(Dataset rows)
"""

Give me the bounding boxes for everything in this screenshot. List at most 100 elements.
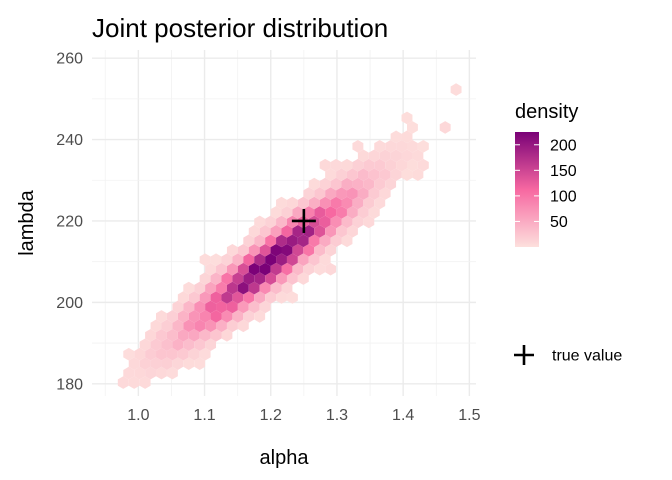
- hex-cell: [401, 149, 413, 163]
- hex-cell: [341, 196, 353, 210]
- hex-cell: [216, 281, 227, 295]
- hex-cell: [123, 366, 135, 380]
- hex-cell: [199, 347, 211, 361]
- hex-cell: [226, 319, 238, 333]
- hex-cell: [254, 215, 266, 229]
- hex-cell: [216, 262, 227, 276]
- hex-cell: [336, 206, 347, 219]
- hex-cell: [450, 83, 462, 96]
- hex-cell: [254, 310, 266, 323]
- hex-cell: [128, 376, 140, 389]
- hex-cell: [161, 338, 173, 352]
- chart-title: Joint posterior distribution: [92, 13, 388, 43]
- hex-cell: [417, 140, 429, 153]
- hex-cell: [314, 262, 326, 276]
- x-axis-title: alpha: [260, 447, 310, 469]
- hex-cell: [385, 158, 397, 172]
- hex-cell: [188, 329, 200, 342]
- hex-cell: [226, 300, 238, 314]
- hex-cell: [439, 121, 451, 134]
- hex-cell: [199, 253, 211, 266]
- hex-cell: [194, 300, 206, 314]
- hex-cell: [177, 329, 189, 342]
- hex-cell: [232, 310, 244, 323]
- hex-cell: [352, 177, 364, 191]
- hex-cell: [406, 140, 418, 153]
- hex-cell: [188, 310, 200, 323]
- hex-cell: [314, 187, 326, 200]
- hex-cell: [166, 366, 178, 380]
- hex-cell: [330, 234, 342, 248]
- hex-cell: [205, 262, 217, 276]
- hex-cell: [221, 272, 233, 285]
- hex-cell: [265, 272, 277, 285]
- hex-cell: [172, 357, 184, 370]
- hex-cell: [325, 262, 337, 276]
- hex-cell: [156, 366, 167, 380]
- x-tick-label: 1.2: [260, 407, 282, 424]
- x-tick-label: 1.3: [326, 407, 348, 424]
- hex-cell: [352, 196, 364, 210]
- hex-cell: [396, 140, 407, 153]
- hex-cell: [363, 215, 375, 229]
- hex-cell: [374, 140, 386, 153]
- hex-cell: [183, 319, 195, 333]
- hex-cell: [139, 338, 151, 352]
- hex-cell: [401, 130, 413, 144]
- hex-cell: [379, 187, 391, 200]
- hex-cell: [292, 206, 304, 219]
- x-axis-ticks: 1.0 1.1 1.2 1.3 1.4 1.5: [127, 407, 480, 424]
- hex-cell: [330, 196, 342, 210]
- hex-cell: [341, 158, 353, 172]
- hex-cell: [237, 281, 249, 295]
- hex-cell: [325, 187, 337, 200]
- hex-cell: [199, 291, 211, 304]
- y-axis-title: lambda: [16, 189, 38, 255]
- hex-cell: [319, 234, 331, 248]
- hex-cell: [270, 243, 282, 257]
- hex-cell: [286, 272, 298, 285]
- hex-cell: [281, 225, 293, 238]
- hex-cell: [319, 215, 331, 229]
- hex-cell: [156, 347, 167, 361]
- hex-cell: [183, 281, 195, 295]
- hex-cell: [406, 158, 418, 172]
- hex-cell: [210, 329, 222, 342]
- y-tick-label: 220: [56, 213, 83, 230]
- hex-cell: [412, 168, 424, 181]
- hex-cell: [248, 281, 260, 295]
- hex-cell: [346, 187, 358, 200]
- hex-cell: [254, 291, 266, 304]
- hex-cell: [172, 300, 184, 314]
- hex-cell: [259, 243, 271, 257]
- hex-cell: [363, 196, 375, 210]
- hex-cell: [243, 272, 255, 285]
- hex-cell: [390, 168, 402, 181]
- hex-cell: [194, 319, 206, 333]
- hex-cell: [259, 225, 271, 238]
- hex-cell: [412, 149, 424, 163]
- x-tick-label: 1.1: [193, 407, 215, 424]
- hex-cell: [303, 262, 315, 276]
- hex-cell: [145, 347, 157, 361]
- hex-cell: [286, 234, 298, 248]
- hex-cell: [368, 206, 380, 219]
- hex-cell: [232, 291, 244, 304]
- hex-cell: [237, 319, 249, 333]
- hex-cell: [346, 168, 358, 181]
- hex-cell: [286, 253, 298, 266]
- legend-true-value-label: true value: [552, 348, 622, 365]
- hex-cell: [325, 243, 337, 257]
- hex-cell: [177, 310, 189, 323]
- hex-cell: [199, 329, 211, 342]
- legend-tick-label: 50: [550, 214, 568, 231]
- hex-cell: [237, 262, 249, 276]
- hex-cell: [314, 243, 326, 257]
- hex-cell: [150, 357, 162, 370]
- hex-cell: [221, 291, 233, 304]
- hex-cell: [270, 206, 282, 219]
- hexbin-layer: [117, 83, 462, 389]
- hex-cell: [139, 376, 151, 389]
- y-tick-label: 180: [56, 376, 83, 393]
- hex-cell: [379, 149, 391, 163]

"""

Your goal: Reproduce the lines of the material verbatim, starting at the line that contains "- hex-cell: [401, 149, 413, 163]" and ending at the line that contains "- hex-cell: [254, 215, 266, 229]", with both of those lines included.

Solution:
- hex-cell: [401, 149, 413, 163]
- hex-cell: [341, 196, 353, 210]
- hex-cell: [216, 281, 227, 295]
- hex-cell: [123, 366, 135, 380]
- hex-cell: [199, 347, 211, 361]
- hex-cell: [226, 319, 238, 333]
- hex-cell: [254, 215, 266, 229]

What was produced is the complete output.